*What is needed*. Please extract the lines of the listing below from the line containing "section-command-log[interactable]: ▼ Command" through the line containing "chevron-down-icon: ▼ (1921, 205, 1934, 224)", repeating them without any change.

Some records:

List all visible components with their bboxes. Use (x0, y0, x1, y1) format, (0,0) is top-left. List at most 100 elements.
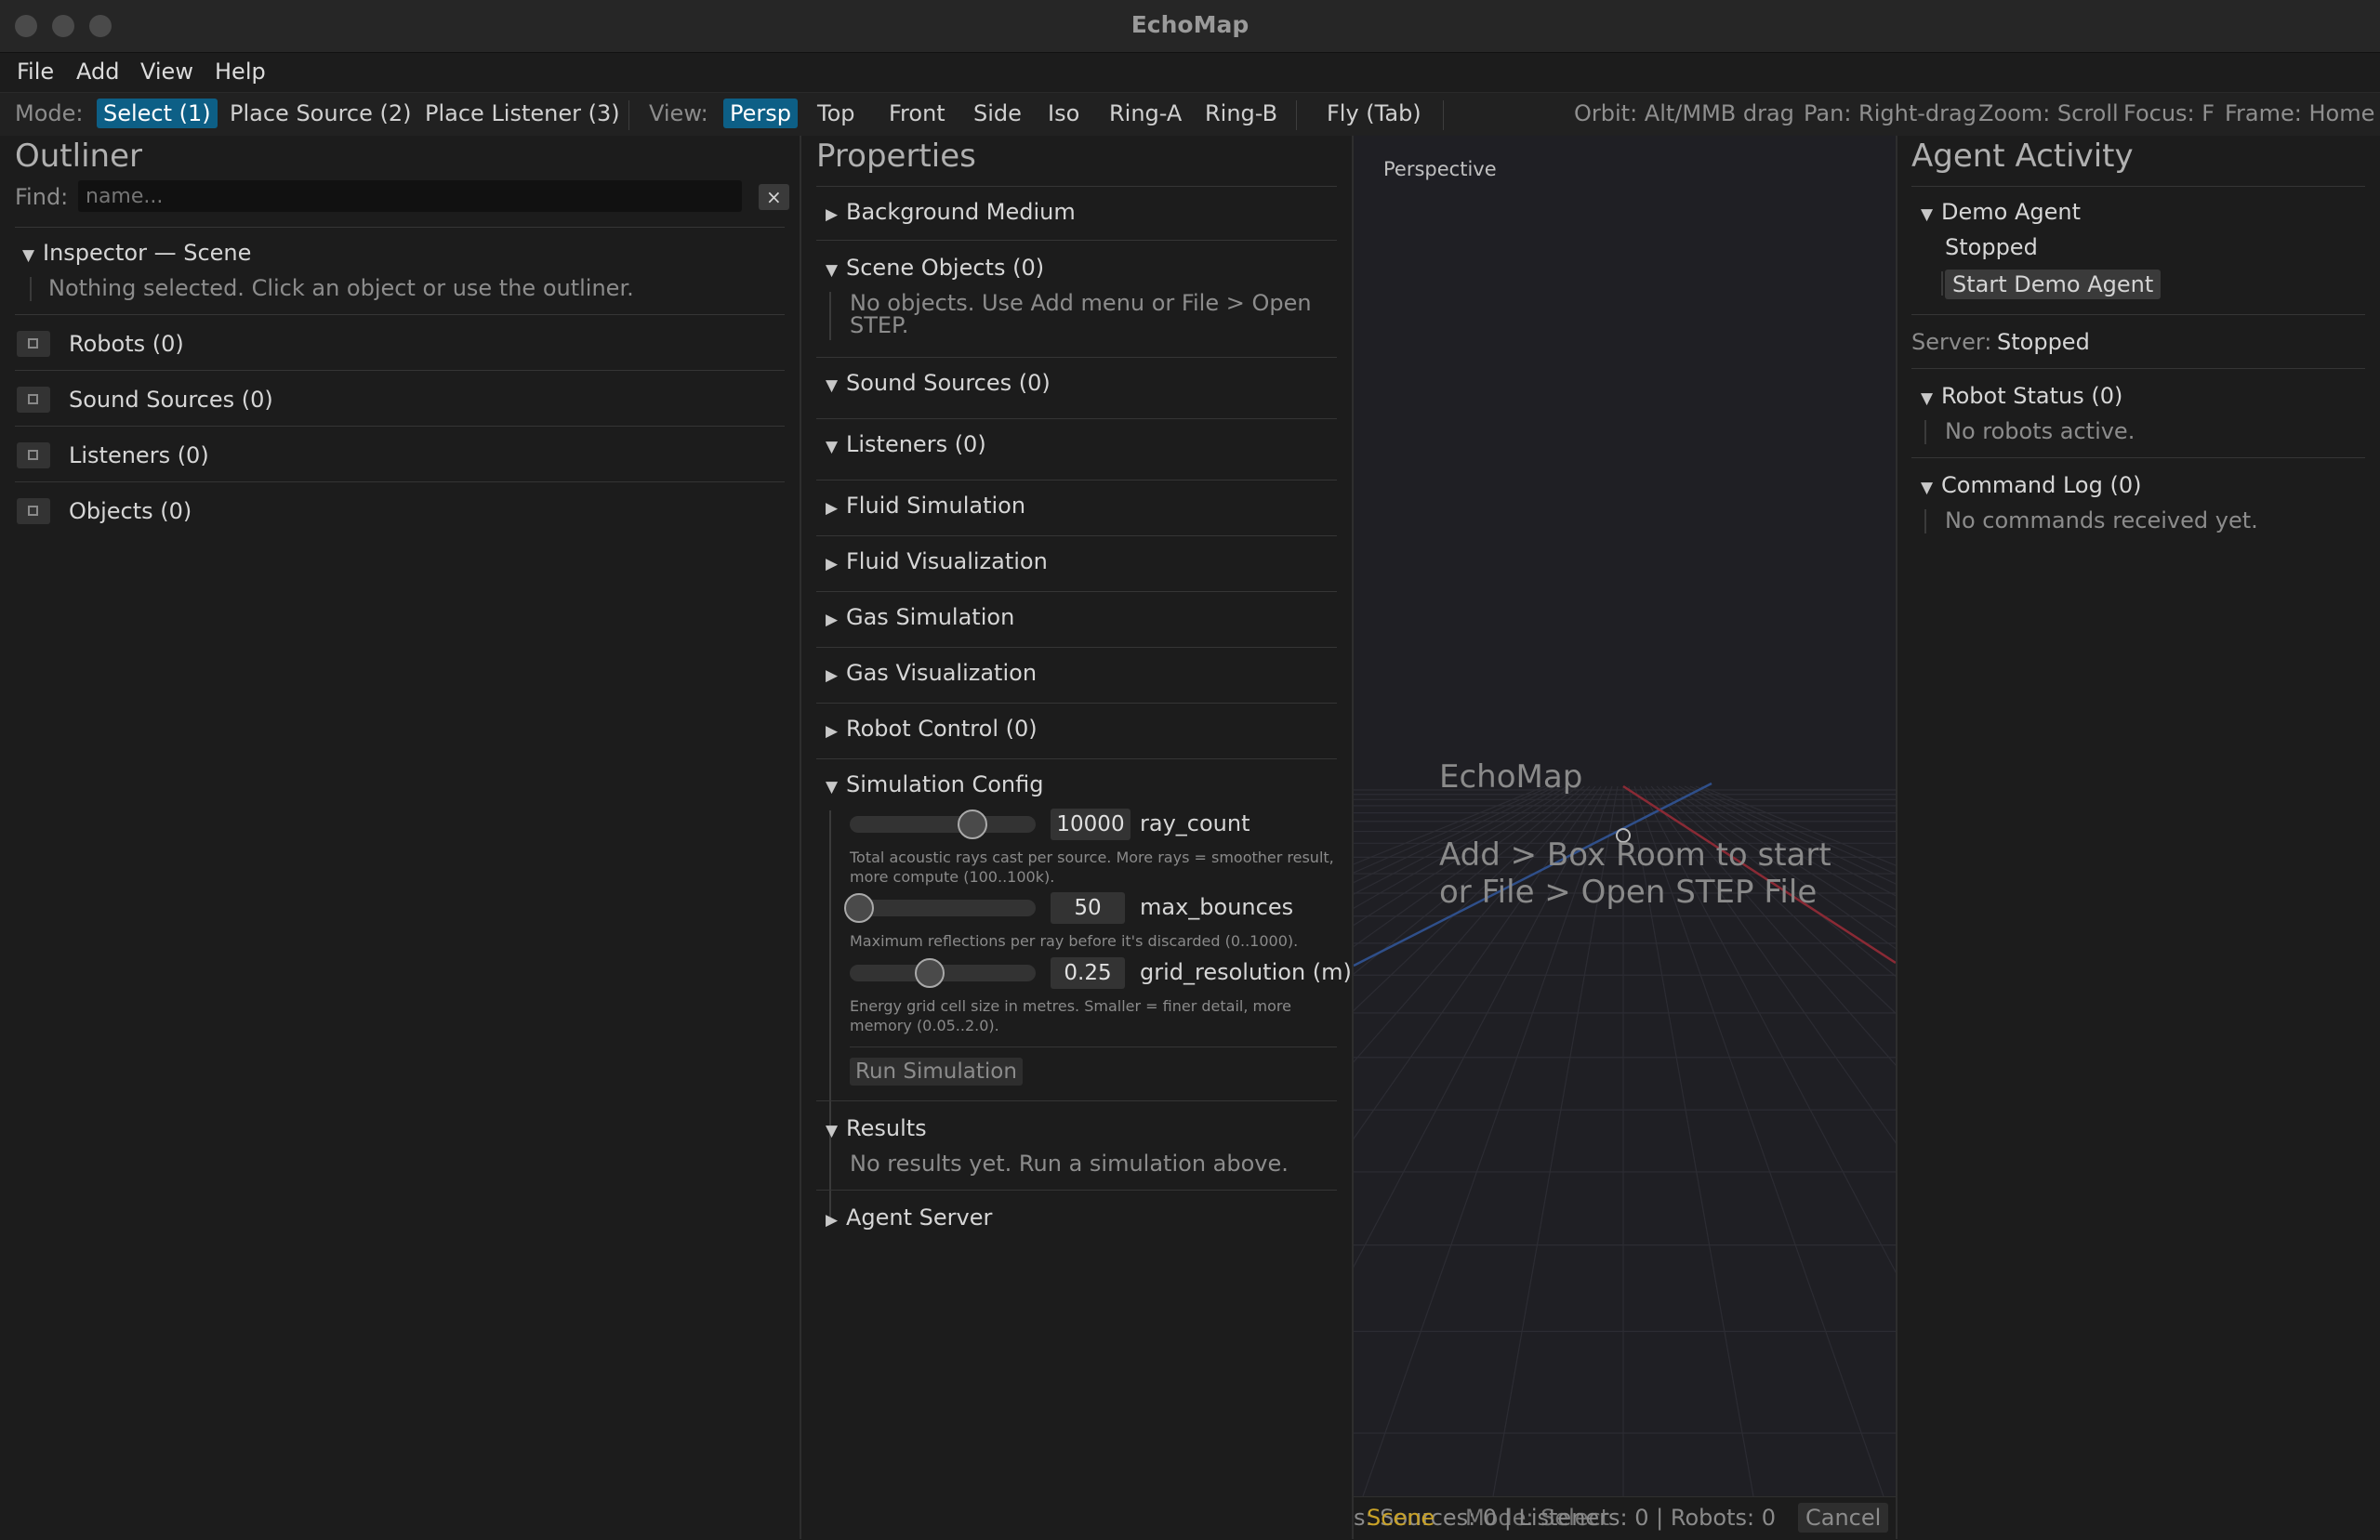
section-command-log[interactable]: ▼ Command Log (0) (1921, 472, 2141, 498)
indent-guide (1924, 509, 1926, 533)
chevron-right-icon: ▶ (826, 1211, 839, 1230)
ray-count-slider-handle[interactable] (958, 809, 987, 839)
section-label: Background Medium (846, 199, 1076, 225)
section-label: Fluid Simulation (846, 493, 1026, 519)
divider (15, 370, 785, 371)
max-bounces-label: max_bounces (1140, 894, 1294, 920)
view-persp-button[interactable]: Persp (723, 99, 798, 128)
section-label: Robot Status (0) (1941, 383, 2123, 409)
chevron-down-icon: ▼ (1921, 205, 1934, 224)
view-side-button[interactable]: Side (967, 99, 1028, 128)
section-sound-sources[interactable]: ▼ Sound Sources (0) (826, 370, 1051, 396)
view-front-button[interactable]: Front (882, 99, 952, 128)
chevron-down-icon: ▼ (826, 261, 839, 280)
divider (816, 418, 1337, 419)
menu-help[interactable]: Help (215, 59, 266, 85)
chevron-right-icon: ▶ (826, 666, 839, 685)
run-simulation-button[interactable]: Run Simulation (850, 1058, 1023, 1086)
ray-count-slider[interactable] (850, 816, 1036, 833)
pan-hint: Pan: Right-drag (1804, 100, 1977, 126)
objects-checkbox[interactable] (17, 498, 50, 524)
divider (816, 357, 1337, 358)
listeners-checkbox[interactable] (17, 442, 50, 468)
view-ring-b-button[interactable]: Ring-B (1198, 99, 1284, 128)
menu-add[interactable]: Add (76, 59, 119, 85)
viewport-hint: or File > Open STEP File (1439, 874, 1818, 911)
section-scene-objects[interactable]: ▼ Scene Objects (0) (826, 255, 1044, 281)
mode-place-source-button[interactable]: Place Source (2) (223, 99, 418, 128)
section-listeners[interactable]: ▼ Listeners (0) (826, 431, 986, 457)
viewport-canvas[interactable] (1354, 136, 1896, 1496)
section-robot-status[interactable]: ▼ Robot Status (0) (1921, 383, 2122, 409)
mode-select-button[interactable]: Select (1) (97, 99, 218, 128)
inspector-empty-text: Nothing selected. Click an object or use… (48, 275, 634, 301)
ray-count-label: ray_count (1140, 810, 1250, 836)
inspector-header[interactable]: ▼ Inspector — Scene (22, 240, 251, 266)
section-fluid-simulation[interactable]: ▶ Fluid Simulation (826, 493, 1025, 519)
section-label: Listeners (0) (846, 431, 986, 457)
find-input[interactable] (78, 180, 742, 212)
sound-sources-checkbox[interactable] (17, 387, 50, 413)
divider (15, 426, 785, 427)
properties-title: Properties (816, 138, 976, 175)
max-bounces-value[interactable]: 50 (1051, 892, 1125, 924)
max-bounces-slider[interactable] (850, 900, 1036, 916)
section-demo-agent[interactable]: ▼ Demo Agent (1921, 199, 2081, 225)
divider (1911, 186, 2365, 187)
view-ring-a-button[interactable]: Ring-A (1103, 99, 1188, 128)
indent-guide (1924, 420, 1926, 444)
outliner-robots[interactable]: Robots (0) (69, 331, 184, 357)
start-demo-agent-button[interactable]: Start Demo Agent (1945, 270, 2162, 299)
no-commands-text: No commands received yet. (1945, 507, 2258, 533)
chevron-down-icon: ▼ (22, 246, 35, 265)
viewport-hint: Add > Box Room to start (1439, 836, 1831, 874)
outliner-listeners[interactable]: Listeners (0) (69, 442, 209, 468)
section-background-medium[interactable]: ▶ Background Medium (826, 199, 1076, 225)
robots-checkbox[interactable] (17, 331, 50, 357)
mode-place-listener-button[interactable]: Place Listener (3) (418, 99, 627, 128)
section-results[interactable]: ▼ Results (826, 1115, 927, 1141)
view-top-button[interactable]: Top (811, 99, 862, 128)
section-label: Gas Simulation (846, 604, 1015, 630)
zoom-hint: Zoom: Scroll (1978, 100, 2119, 126)
section-label: Robot Control (0) (846, 716, 1038, 742)
divider (816, 758, 1337, 759)
section-fluid-visualization[interactable]: ▶ Fluid Visualization (826, 548, 1048, 574)
grid-resolution-description: Energy grid cell size in metres. Smaller… (850, 997, 1291, 1015)
menu-file[interactable]: File (17, 59, 54, 85)
status-bar: s: Sources: 0 | Listeners: 0 | Robots: 0… (1354, 1496, 1896, 1540)
divider (816, 703, 1337, 704)
chevron-down-icon: ▼ (826, 376, 839, 395)
section-gas-visualization[interactable]: ▶ Gas Visualization (826, 660, 1037, 686)
section-robot-control[interactable]: ▶ Robot Control (0) (826, 716, 1038, 742)
section-gas-simulation[interactable]: ▶ Gas Simulation (826, 604, 1014, 630)
outliner-objects[interactable]: Objects (0) (69, 498, 192, 524)
chevron-right-icon: ▶ (826, 499, 839, 518)
outliner-panel: Outliner Find: × ▼ Inspector — Scene Noth… (0, 136, 800, 1539)
grid-resolution-slider-handle[interactable] (915, 958, 945, 988)
clear-find-button[interactable]: × (759, 184, 789, 210)
title-bar: EchoMap (0, 0, 2380, 53)
orbit-hint: Orbit: Alt/MMB drag (1574, 100, 1794, 126)
ray-count-description: Total acoustic rays cast per source. Mor… (850, 849, 1334, 866)
outliner-sound-sources[interactable]: Sound Sources (0) (69, 387, 273, 413)
section-simulation-config[interactable]: ▼ Simulation Config (826, 771, 1043, 797)
divider (15, 481, 785, 482)
divider (1911, 457, 2365, 458)
section-label: Sound Sources (0) (846, 370, 1051, 396)
view-iso-button[interactable]: Iso (1041, 99, 1086, 128)
fly-mode-button[interactable]: Fly (Tab) (1320, 99, 1428, 128)
indent-guide (829, 1152, 831, 1177)
3d-viewport[interactable]: Perspective EchoMap Add > Box Room to st… (1354, 136, 1896, 1496)
grid-resolution-value[interactable]: 0.25 (1051, 957, 1125, 989)
menu-view[interactable]: View (140, 59, 193, 85)
chevron-down-icon: ▼ (826, 1122, 839, 1140)
divider (816, 647, 1337, 648)
section-agent-server[interactable]: ▶ Agent Server (826, 1204, 992, 1231)
ray-count-value[interactable]: 10000 (1051, 809, 1130, 840)
frame-hint: Frame: Home (2225, 100, 2375, 126)
scene-objects-empty-text: STEP. (850, 312, 909, 338)
window-title: EchoMap (1130, 11, 1250, 38)
cancel-button[interactable]: Cancel (1798, 1503, 1889, 1533)
max-bounces-slider-handle[interactable] (844, 893, 874, 923)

*Answer for this exercise*.
section-command-log[interactable]: ▼ Command Log (0) (1921, 472, 2141, 498)
indent-guide (1924, 509, 1926, 533)
chevron-right-icon: ▶ (826, 1211, 839, 1230)
ray-count-slider-handle[interactable] (958, 809, 987, 839)
section-label: Background Medium (846, 199, 1076, 225)
section-label: Fluid Simulation (846, 493, 1026, 519)
divider (15, 370, 785, 371)
max-bounces-label: max_bounces (1140, 894, 1294, 920)
view-persp-button[interactable]: Persp (723, 99, 798, 128)
section-label: Robot Status (0) (1941, 383, 2123, 409)
chevron-down-icon: ▼ (1921, 205, 1934, 224)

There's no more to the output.